== EXERCISE DESCRIPTION ==
Answer these questions about the page excerpt on finding a cardiologist:
1. What did the new cardiologist bring up at the friend's first visit?
2. How many cardiologist biographies from the UCSF website does the excerpt offer as seeming interested in the genetics of preventive cardiology?
3. Where does Rima Arnaout study the genetic basis of heart development and disease?

== PAGE EXCERPT ==
In the other, a friend asked her health plan provider for the name of a relatively new cardiologist who was recognized as being up on research after her long-time cardiologist was unaware of ApoE 4/4 and was not bothered by new testing showing vascular disease. At the first visit, he brought up her 4/4 status (It's in her records) and then listed the various issues associated with cardiology that might be relevant to her care. She obviously was won over immediately. You may want to try a similar approach: talk with either your insurance provider about cardiologists in the area, or call UCSF.

Just as an example to show what is available, it's possible to see staff biographies of the cardiologists on the UCSF website. Here are 3 that seem interested in the genetics of preventive cardiology. None of these are known to me; you'll probably want to do some research and talk with your primary care doctor. If you find someone who is ApoE 4-aware, feel free to post a recommendation on our Practitioner Review Forum. Practitioner Reviews
Rima Arnaout, MD Cardiologist
Rima Arnaout is a cardiologist who enjoys partnering with her patients to determine the best course of treatment to help them make informed medical decisions. She is also interested in cardiovascular genetics and multimodality imaging. An assistant cardiology professor at UCSF, Arnaout studies the genetic basis of heart development and disease at the Cardiovascular Research Institute, with a special interest in cardiomyopathy and arrhythmia.

Document layout analysis data
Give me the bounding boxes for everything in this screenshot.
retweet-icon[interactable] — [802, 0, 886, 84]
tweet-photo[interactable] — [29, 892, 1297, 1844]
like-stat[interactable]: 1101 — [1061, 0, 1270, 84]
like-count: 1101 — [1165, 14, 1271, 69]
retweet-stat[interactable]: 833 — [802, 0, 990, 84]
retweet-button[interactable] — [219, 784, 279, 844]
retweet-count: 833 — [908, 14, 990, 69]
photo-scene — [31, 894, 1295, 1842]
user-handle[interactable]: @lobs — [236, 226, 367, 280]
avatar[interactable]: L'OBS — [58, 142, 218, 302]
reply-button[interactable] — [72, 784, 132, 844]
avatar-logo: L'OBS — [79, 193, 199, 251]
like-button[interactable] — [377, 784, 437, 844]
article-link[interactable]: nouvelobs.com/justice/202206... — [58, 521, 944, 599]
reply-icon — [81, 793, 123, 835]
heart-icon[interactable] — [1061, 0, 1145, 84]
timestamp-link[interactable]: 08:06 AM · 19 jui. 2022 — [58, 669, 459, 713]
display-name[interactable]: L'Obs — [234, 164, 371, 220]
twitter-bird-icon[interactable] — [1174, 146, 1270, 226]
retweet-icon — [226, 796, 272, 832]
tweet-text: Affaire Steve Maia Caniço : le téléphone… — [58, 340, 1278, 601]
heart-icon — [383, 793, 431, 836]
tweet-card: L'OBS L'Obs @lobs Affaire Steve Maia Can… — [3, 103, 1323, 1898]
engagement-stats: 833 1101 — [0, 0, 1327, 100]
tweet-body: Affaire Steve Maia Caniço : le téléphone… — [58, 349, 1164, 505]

== EXERCISE RESULT ==
1. Her ApoE 4/4 status.
2. Three.
3. At the Cardiovascular Research Institute.